▶ **Problem description**:
Copy every entry below, swapping each "histogram-bar" for "chart-bar" and leaving everything else unchanged.

* BEGIN *

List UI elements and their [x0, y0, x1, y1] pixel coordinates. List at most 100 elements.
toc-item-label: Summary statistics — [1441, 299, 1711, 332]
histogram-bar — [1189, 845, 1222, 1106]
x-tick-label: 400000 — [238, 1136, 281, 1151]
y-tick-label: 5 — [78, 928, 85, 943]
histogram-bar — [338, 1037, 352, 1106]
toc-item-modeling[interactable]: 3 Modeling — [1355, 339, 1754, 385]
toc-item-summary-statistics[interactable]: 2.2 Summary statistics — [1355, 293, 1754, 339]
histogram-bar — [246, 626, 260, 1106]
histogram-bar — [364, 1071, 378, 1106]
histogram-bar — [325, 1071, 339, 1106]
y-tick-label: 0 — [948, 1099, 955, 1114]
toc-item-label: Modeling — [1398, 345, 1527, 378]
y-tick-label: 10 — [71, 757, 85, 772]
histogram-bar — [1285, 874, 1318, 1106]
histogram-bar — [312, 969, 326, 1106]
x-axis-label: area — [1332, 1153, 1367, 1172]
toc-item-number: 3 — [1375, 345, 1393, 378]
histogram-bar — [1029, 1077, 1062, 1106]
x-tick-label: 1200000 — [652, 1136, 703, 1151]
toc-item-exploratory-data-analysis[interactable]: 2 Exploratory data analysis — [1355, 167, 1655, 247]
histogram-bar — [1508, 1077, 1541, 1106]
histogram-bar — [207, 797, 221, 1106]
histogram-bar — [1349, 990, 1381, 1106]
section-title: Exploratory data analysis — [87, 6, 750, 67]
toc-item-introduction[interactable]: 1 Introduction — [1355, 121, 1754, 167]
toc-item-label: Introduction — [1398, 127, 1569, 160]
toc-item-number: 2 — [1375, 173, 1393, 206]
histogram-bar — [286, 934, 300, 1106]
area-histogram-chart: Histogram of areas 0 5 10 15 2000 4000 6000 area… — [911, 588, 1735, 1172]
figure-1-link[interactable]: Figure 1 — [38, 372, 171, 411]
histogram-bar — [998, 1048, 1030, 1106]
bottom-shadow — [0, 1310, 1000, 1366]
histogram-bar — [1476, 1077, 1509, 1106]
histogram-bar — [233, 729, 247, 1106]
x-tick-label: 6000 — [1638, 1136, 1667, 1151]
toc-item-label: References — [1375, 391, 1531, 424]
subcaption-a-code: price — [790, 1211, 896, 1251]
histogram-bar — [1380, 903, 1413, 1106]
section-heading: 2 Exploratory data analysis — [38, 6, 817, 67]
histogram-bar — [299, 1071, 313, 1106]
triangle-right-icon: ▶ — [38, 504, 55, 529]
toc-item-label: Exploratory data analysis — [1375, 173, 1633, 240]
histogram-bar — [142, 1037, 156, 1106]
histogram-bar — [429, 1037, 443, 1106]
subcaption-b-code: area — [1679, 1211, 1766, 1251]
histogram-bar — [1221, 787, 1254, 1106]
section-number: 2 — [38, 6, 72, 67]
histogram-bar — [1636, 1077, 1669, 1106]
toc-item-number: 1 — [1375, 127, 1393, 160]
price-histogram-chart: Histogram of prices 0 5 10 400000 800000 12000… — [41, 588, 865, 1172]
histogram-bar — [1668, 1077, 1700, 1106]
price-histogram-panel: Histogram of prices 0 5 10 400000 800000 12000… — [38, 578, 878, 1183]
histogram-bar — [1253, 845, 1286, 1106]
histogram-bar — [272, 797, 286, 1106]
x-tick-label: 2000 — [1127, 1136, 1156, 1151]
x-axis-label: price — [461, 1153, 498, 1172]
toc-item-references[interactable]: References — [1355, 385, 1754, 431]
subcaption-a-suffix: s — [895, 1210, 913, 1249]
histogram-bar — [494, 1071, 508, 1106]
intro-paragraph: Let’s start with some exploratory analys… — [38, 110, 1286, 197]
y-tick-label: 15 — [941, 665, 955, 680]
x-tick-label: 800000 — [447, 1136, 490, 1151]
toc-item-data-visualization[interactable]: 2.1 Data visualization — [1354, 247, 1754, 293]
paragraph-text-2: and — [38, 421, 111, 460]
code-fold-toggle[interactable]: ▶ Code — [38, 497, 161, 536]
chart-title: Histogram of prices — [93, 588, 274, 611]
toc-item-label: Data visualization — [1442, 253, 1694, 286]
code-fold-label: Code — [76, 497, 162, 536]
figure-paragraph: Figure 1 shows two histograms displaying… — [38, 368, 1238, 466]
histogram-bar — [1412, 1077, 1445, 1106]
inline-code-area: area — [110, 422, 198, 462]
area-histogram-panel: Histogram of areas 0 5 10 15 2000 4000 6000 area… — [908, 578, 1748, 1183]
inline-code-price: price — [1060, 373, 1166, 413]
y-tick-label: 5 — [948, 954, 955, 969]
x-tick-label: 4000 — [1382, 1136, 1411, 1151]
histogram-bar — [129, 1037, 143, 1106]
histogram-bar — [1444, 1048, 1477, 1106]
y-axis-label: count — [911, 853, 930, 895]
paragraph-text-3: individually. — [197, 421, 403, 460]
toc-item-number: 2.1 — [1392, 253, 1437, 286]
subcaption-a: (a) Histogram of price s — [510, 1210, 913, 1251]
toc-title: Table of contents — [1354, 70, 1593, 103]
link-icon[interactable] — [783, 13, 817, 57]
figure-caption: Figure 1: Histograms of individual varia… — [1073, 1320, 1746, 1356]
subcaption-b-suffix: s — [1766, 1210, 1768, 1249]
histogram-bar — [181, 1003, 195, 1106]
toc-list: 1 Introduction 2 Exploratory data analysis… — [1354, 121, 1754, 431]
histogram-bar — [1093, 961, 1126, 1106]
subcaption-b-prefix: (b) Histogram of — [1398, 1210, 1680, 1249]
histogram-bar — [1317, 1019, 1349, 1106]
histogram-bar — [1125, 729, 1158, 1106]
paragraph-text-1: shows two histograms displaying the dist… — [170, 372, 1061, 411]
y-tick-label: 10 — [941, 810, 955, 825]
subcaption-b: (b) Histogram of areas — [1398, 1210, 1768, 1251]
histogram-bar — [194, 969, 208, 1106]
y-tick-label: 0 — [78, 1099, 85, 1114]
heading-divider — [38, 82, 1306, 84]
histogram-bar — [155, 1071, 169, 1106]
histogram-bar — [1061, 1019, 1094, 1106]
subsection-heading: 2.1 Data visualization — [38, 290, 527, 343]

* END *

▶ **Problem solution**:
List UI elements and their [x0, y0, x1, y1] pixel coordinates. List at most 100 elements.
toc-item-label: Summary statistics — [1441, 299, 1711, 332]
chart-bar — [1189, 845, 1222, 1106]
x-tick-label: 400000 — [238, 1136, 281, 1151]
y-tick-label: 5 — [78, 928, 85, 943]
chart-bar — [338, 1037, 352, 1106]
toc-item-modeling[interactable]: 3 Modeling — [1355, 339, 1754, 385]
toc-item-summary-statistics[interactable]: 2.2 Summary statistics — [1355, 293, 1754, 339]
chart-bar — [246, 626, 260, 1106]
chart-bar — [364, 1071, 378, 1106]
chart-bar — [325, 1071, 339, 1106]
y-tick-label: 0 — [948, 1099, 955, 1114]
toc-item-label: Modeling — [1398, 345, 1527, 378]
y-tick-label: 10 — [71, 757, 85, 772]
chart-bar — [1285, 874, 1318, 1106]
chart-bar — [312, 969, 326, 1106]
x-axis-label: area — [1332, 1153, 1367, 1172]
toc-item-number: 3 — [1375, 345, 1393, 378]
chart-bar — [1029, 1077, 1062, 1106]
x-tick-label: 1200000 — [652, 1136, 703, 1151]
toc-item-exploratory-data-analysis[interactable]: 2 Exploratory data analysis — [1355, 167, 1655, 247]
chart-bar — [1508, 1077, 1541, 1106]
chart-bar — [207, 797, 221, 1106]
chart-bar — [1349, 990, 1381, 1106]
section-title: Exploratory data analysis — [87, 6, 750, 67]
toc-item-introduction[interactable]: 1 Introduction — [1355, 121, 1754, 167]
toc-item-label: Introduction — [1398, 127, 1569, 160]
toc-item-number: 2 — [1375, 173, 1393, 206]
chart-bar — [286, 934, 300, 1106]
area-histogram-chart: Histogram of areas 0 5 10 15 2000 4000 6000 area… — [911, 588, 1735, 1172]
figure-1-link[interactable]: Figure 1 — [38, 372, 171, 411]
chart-bar — [998, 1048, 1030, 1106]
bottom-shadow — [0, 1310, 1000, 1366]
chart-bar — [1476, 1077, 1509, 1106]
chart-bar — [233, 729, 247, 1106]
x-tick-label: 6000 — [1638, 1136, 1667, 1151]
toc-item-label: References — [1375, 391, 1531, 424]
subcaption-a-code: price — [790, 1211, 896, 1251]
chart-bar — [1380, 903, 1413, 1106]
section-heading: 2 Exploratory data analysis — [38, 6, 817, 67]
chart-bar — [299, 1071, 313, 1106]
triangle-right-icon: ▶ — [38, 504, 55, 529]
toc-item-label: Exploratory data analysis — [1375, 173, 1633, 240]
chart-bar — [142, 1037, 156, 1106]
chart-bar — [429, 1037, 443, 1106]
subcaption-b-code: area — [1679, 1211, 1766, 1251]
chart-bar — [1221, 787, 1254, 1106]
section-number: 2 — [38, 6, 72, 67]
chart-bar — [1636, 1077, 1669, 1106]
toc-item-number: 1 — [1375, 127, 1393, 160]
price-histogram-chart: Histogram of prices 0 5 10 400000 800000 12000… — [41, 588, 865, 1172]
chart-bar — [1668, 1077, 1700, 1106]
price-histogram-panel: Histogram of prices 0 5 10 400000 800000 12000… — [38, 578, 878, 1183]
chart-bar — [1253, 845, 1286, 1106]
chart-bar — [272, 797, 286, 1106]
x-tick-label: 2000 — [1127, 1136, 1156, 1151]
x-axis-label: price — [461, 1153, 498, 1172]
toc-item-references[interactable]: References — [1355, 385, 1754, 431]
subcaption-a-suffix: s — [895, 1210, 913, 1249]
chart-bar — [494, 1071, 508, 1106]
intro-paragraph: Let’s start with some exploratory analys… — [38, 110, 1286, 197]
y-tick-label: 15 — [941, 665, 955, 680]
x-tick-label: 800000 — [447, 1136, 490, 1151]
toc-item-data-visualization[interactable]: 2.1 Data visualization — [1354, 247, 1754, 293]
paragraph-text-2: and — [38, 421, 111, 460]
code-fold-toggle[interactable]: ▶ Code — [38, 497, 161, 536]
chart-title: Histogram of prices — [93, 588, 274, 611]
toc-item-label: Data visualization — [1442, 253, 1694, 286]
code-fold-label: Code — [76, 497, 162, 536]
figure-paragraph: Figure 1 shows two histograms displaying… — [38, 368, 1238, 466]
chart-bar — [1412, 1077, 1445, 1106]
inline-code-area: area — [110, 422, 198, 462]
area-histogram-panel: Histogram of areas 0 5 10 15 2000 4000 6000 area… — [908, 578, 1748, 1183]
inline-code-price: price — [1060, 373, 1166, 413]
y-tick-label: 5 — [948, 954, 955, 969]
x-tick-label: 4000 — [1382, 1136, 1411, 1151]
chart-bar — [129, 1037, 143, 1106]
chart-bar — [1444, 1048, 1477, 1106]
y-axis-label: count — [911, 853, 930, 895]
paragraph-text-3: individually. — [197, 421, 403, 460]
toc-item-number: 2.1 — [1392, 253, 1437, 286]
subcaption-a: (a) Histogram of price s — [510, 1210, 913, 1251]
toc-title: Table of contents — [1354, 70, 1593, 103]
link-icon[interactable] — [783, 13, 817, 57]
figure-caption: Figure 1: Histograms of individual varia… — [1073, 1320, 1746, 1356]
subcaption-b-suffix: s — [1766, 1210, 1768, 1249]
chart-bar — [181, 1003, 195, 1106]
toc-list: 1 Introduction 2 Exploratory data analysis… — [1354, 121, 1754, 431]
chart-bar — [1093, 961, 1126, 1106]
subcaption-b-prefix: (b) Histogram of — [1398, 1210, 1680, 1249]
chart-bar — [1317, 1019, 1349, 1106]
chart-bar — [1125, 729, 1158, 1106]
paragraph-text-1: shows two histograms displaying the dist… — [170, 372, 1061, 411]
y-tick-label: 10 — [941, 810, 955, 825]
subcaption-b: (b) Histogram of areas — [1398, 1210, 1768, 1251]
chart-bar — [194, 969, 208, 1106]
y-tick-label: 0 — [78, 1099, 85, 1114]
heading-divider — [38, 82, 1306, 84]
chart-bar — [155, 1071, 169, 1106]
chart-bar — [1061, 1019, 1094, 1106]
subsection-heading: 2.1 Data visualization — [38, 290, 527, 343]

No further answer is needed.